• _Exercise goal_: Copy the court passage below word for word, from its first sentence to its last.

Soncino, Celine, and Yoram created two for-profit organizations: Newton — The Children's Learning Center, Inc. and Musicart, Inc. Those entities provided music enrichment and after-school education services. Soncino, Celine, and Yoram also formed Newton Center, a nonprofit organization “to further expand the Partnership business by having a charitable organization that could contract with various public entities ․” The for-profit organizations provided services, which were then paid for with funds from Newton Center.
Soncino and Celine subsequently filed Soncino v. Tamir (Super. Ct. San Mateo County, No. CIV508495), against Yoram and the three family businesses. Soncino and Celine alleged various claims against Yoram, arising from alleged efforts by Yoram to obtain a large stake in the family businesses via his and Celine's divorce proceedings. The complaint also alleged Yoram had misappropriated property belonging to the family businesses.
At that same time, a marital dissolution action was pending between the Tamirs, In re Marriage of Tamir (Super. Ct. San Mateo County, No. FAM0113496) (Marriage of Tamir). The complaint filed by Soncino and Celine was joined to the pending divorce proceedings between the Tamirs. During the course of the dissolution proceeding, the parties filed a “Stipulation and Order re Confidential Protective Order; and Agreement to Comply with Stipulation and Order re Confidential Protective Order,” which was subsequently signed by Judge Pro Tem Marjorie A. Slabach.3 The protective order prevented Celine from disclosing or sharing certain information and documents she obtained from Yoram's desk and the marital residence without his consent or knowledge. During the course of the parties’ litigation, two sealing orders were entered by Presiding Judge Joseph C. Scott.4 At least two requests for sealing directed to the court involved records containing the parties’ compensation, salary, and expenses, as well as unspecified “personal information.”

• _Supplied entries_:
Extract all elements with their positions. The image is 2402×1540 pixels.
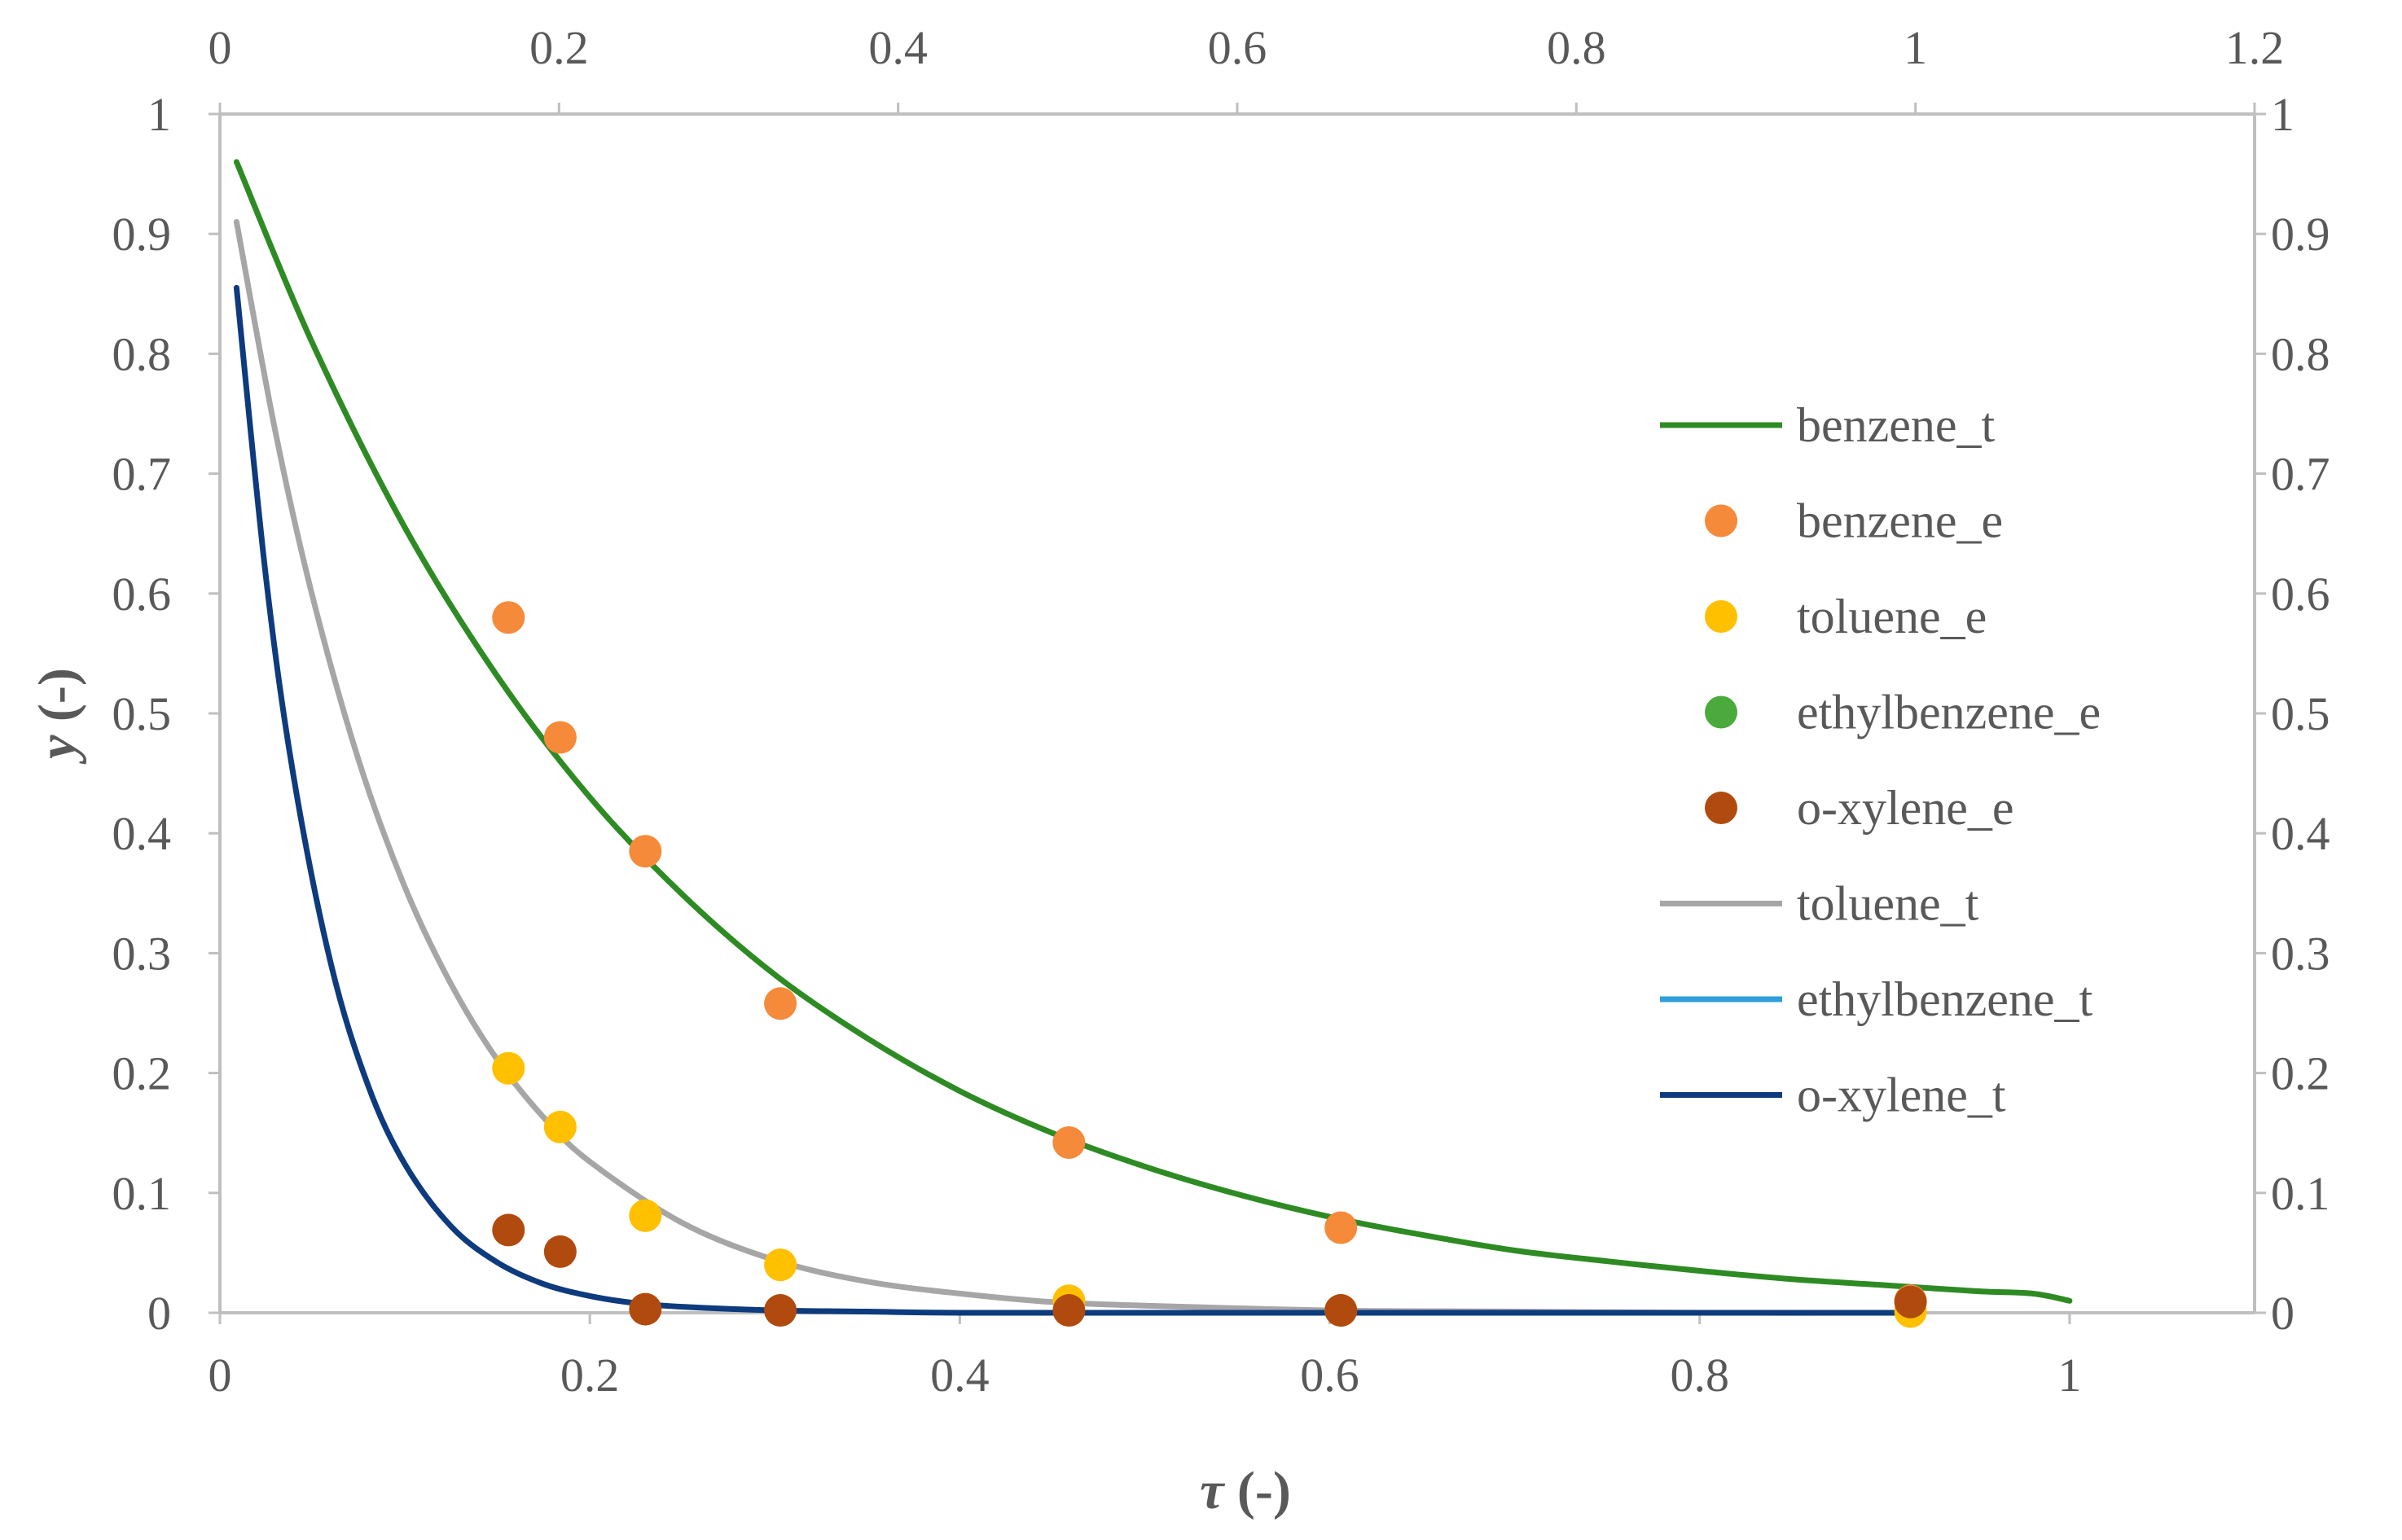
point-o-xylene_e — [1894, 1285, 1927, 1318]
point-benzene_e — [764, 987, 797, 1020]
y-right-tick-label: 0.2 — [2271, 1047, 2330, 1100]
legend-label-toluene_e: toluene_e — [1797, 590, 1987, 643]
x-top-tick-label: 1.2 — [2225, 21, 2285, 74]
series-lines — [233, 159, 2073, 1316]
point-toluene_e — [764, 1248, 797, 1282]
legend-key-toluene_e — [1705, 600, 1737, 633]
y-right-tick-label: 0.3 — [2271, 927, 2330, 980]
x-bottom-tick-label: 0 — [209, 1349, 232, 1402]
y-left-tick-label: 0.5 — [112, 687, 172, 740]
point-o-xylene_e — [1052, 1294, 1086, 1327]
point-benzene_e — [1052, 1125, 1086, 1159]
x-bottom-tick-label: 0.2 — [560, 1349, 620, 1402]
x-bottom-tick-label: 0.4 — [930, 1349, 990, 1402]
point-benzene_e — [543, 721, 577, 754]
y-left-tick-label: 0.2 — [112, 1047, 172, 1100]
point-benzene_e — [492, 601, 525, 634]
legend-key-benzene_e — [1705, 504, 1737, 537]
y-right-tick-label: 0.9 — [2271, 208, 2330, 261]
x-top-tick-label: 0.2 — [529, 21, 589, 74]
point-benzene_e — [1324, 1211, 1358, 1244]
y-left-tick-label: 0.3 — [112, 927, 172, 980]
legend-label-ethylbenzene_e: ethylbenzene_e — [1797, 686, 2101, 739]
x-top-tick-label: 1 — [1904, 21, 1927, 74]
point-toluene_e — [492, 1051, 525, 1085]
point-o-xylene_e — [543, 1235, 577, 1268]
x-bottom-tick-label: 1 — [2057, 1349, 2081, 1402]
x-top-tick-label: 0.6 — [1208, 21, 1267, 74]
x-top-tick-label: 0.8 — [1547, 21, 1606, 74]
legend-key-ethylbenzene_e — [1705, 695, 1737, 729]
x-axis-symbol: τ — [1200, 1461, 1225, 1520]
y-left-tick-label: 1 — [147, 88, 171, 141]
y-right-tick-label: 0.6 — [2271, 568, 2330, 621]
series-line-o-xylene_t — [233, 284, 1914, 1316]
legend-label-benzene_e: benzene_e — [1797, 494, 2003, 548]
legend-key-o-xylene_e — [1705, 792, 1737, 824]
y-right-tick-label: 0.7 — [2271, 448, 2330, 501]
y-left-tick-label: 0 — [147, 1287, 171, 1340]
series-line-benzene_t — [233, 159, 2073, 1304]
legend-label-toluene_t: toluene_t — [1797, 877, 1979, 931]
y-axis-unit: (-) — [28, 668, 87, 735]
y-right-tick-label: 0.8 — [2271, 327, 2330, 380]
y-right-tick-label: 1 — [2271, 88, 2294, 141]
series-points — [492, 601, 1927, 1328]
y-left-tick-label: 0.4 — [112, 807, 172, 860]
point-o-xylene_e — [492, 1213, 525, 1247]
point-toluene_e — [543, 1110, 577, 1143]
y-right-tick-label: 0.4 — [2271, 807, 2330, 860]
x-axis-unit: (-) — [1223, 1461, 1290, 1520]
x-top-tick-label: 0.4 — [868, 21, 928, 74]
y-axis-symbol: y — [28, 735, 87, 765]
legend-label-ethylbenzene_t: ethylbenzene_t — [1797, 972, 2092, 1026]
y-axis-title: y (-) — [28, 668, 87, 765]
y-left-tick-label: 0.7 — [112, 448, 172, 501]
y-right-tick-label: 0 — [2271, 1287, 2294, 1340]
point-o-xylene_e — [764, 1294, 797, 1327]
legend: benzene_t benzene_e toluene_e ethylbenzene_… — [1660, 398, 2101, 1122]
y-left-tick-label: 0.6 — [112, 568, 172, 621]
y-left-tick-label: 0.1 — [112, 1167, 172, 1220]
legend-label-o-xylene_t: o-xylene_t — [1797, 1068, 2006, 1122]
y-left-tick-label: 0.9 — [112, 208, 172, 261]
point-toluene_e — [629, 1199, 662, 1232]
axis-ticks: 0 0.2 0.4 0.6 0.8 10 0.2 0.4 0.6 0.8 1 1.200.10.20.… — [112, 21, 2330, 1402]
legend-label-benzene_t: benzene_t — [1797, 398, 1996, 452]
point-o-xylene_e — [1324, 1294, 1358, 1327]
y-right-tick-label: 0.5 — [2271, 687, 2330, 740]
point-o-xylene_e — [629, 1292, 662, 1326]
x-bottom-tick-label: 0.8 — [1670, 1349, 1729, 1402]
legend-label-o-xylene_e: o-xylene_e — [1797, 781, 2014, 835]
x-top-tick-label: 0 — [209, 21, 232, 74]
point-benzene_e — [629, 835, 662, 868]
y-right-tick-label: 0.1 — [2271, 1167, 2330, 1220]
x-axis-title: τ (-) — [1200, 1461, 1291, 1520]
x-bottom-tick-label: 0.6 — [1300, 1349, 1359, 1402]
y-left-tick-label: 0.8 — [112, 327, 172, 380]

• _Reply_:
Soncino, Celine, and Yoram created two for-profit organizations: Newton — The Children's Learning Center, Inc. and Musicart, Inc. Those entities provided music enrichment and after-school education services. Soncino, Celine, and Yoram also formed Newton Center, a nonprofit organization “to further expand the Partnership business by having a charitable organization that could contract with various public entities ․” The for-profit organizations provided services, which were then paid for with funds from Newton Center.
Soncino and Celine subsequently filed Soncino v. Tamir (Super. Ct. San Mateo County, No. CIV508495), against Yoram and the three family businesses. Soncino and Celine alleged various claims against Yoram, arising from alleged efforts by Yoram to obtain a large stake in the family businesses via his and Celine's divorce proceedings. The complaint also alleged Yoram had misappropriated property belonging to the family businesses.
At that same time, a marital dissolution action was pending between the Tamirs, In re Marriage of Tamir (Super. Ct. San Mateo County, No. FAM0113496) (Marriage of Tamir). The complaint filed by Soncino and Celine was joined to the pending divorce proceedings between the Tamirs. During the course of the dissolution proceeding, the parties filed a “Stipulation and Order re Confidential Protective Order; and Agreement to Comply with Stipulation and Order re Confidential Protective Order,” which was subsequently signed by Judge Pro Tem Marjorie A. Slabach.3 The protective order prevented Celine from disclosing or sharing certain information and documents she obtained from Yoram's desk and the marital residence without his consent or knowledge. During the course of the parties’ litigation, two sealing orders were entered by Presiding Judge Joseph C. Scott.4 At least two requests for sealing directed to the court involved records containing the parties’ compensation, salary, and expenses, as well as unspecified “personal information.”